STORED ROWS >>
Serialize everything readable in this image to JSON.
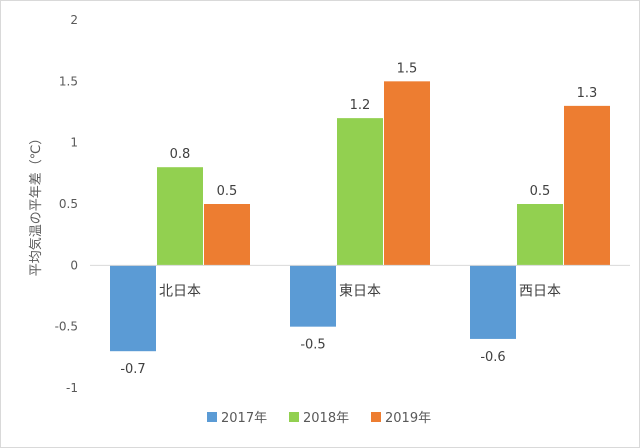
{
  "chart_data": {
    "type": "bar",
    "categories": [
      "北日本",
      "東日本",
      "西日本"
    ],
    "series": [
      {
        "name": "2017年",
        "values": [
          -0.7,
          -0.5,
          -0.6
        ],
        "labels": [
          "-0.7",
          "-0.5",
          "-0.6"
        ],
        "color": "#5b9bd5"
      },
      {
        "name": "2018年",
        "values": [
          0.8,
          1.2,
          0.5
        ],
        "labels": [
          "0.8",
          "1.2",
          "0.5"
        ],
        "color": "#92d050"
      },
      {
        "name": "2019年",
        "values": [
          0.5,
          1.5,
          1.3
        ],
        "labels": [
          "0.5",
          "1.5",
          "1.3"
        ],
        "color": "#ed7d31"
      }
    ],
    "ylabel": "平均気温の平年差（℃）",
    "ylim": [
      -1,
      2
    ],
    "yticks": [
      "-1",
      "-0.5",
      "0",
      "0.5",
      "1",
      "1.5",
      "2"
    ],
    "grid": false,
    "legend": "bottom"
  }
}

WHAT THE EXERCISE ASKS >> Reproduce all of the material exactly, apart from the pictures.

RESULT FOR THIS TASK >>
Serialize everything readable in this image to JSON.
{
  "chart_data": {
    "type": "bar",
    "categories": [
      "北日本",
      "東日本",
      "西日本"
    ],
    "series": [
      {
        "name": "2017年",
        "values": [
          -0.7,
          -0.5,
          -0.6
        ],
        "labels": [
          "-0.7",
          "-0.5",
          "-0.6"
        ],
        "color": "#5b9bd5"
      },
      {
        "name": "2018年",
        "values": [
          0.8,
          1.2,
          0.5
        ],
        "labels": [
          "0.8",
          "1.2",
          "0.5"
        ],
        "color": "#92d050"
      },
      {
        "name": "2019年",
        "values": [
          0.5,
          1.5,
          1.3
        ],
        "labels": [
          "0.5",
          "1.5",
          "1.3"
        ],
        "color": "#ed7d31"
      }
    ],
    "ylabel": "平均気温の平年差（℃）",
    "ylim": [
      -1,
      2
    ],
    "yticks": [
      "-1",
      "-0.5",
      "0",
      "0.5",
      "1",
      "1.5",
      "2"
    ],
    "grid": false,
    "legend": "bottom"
  }
}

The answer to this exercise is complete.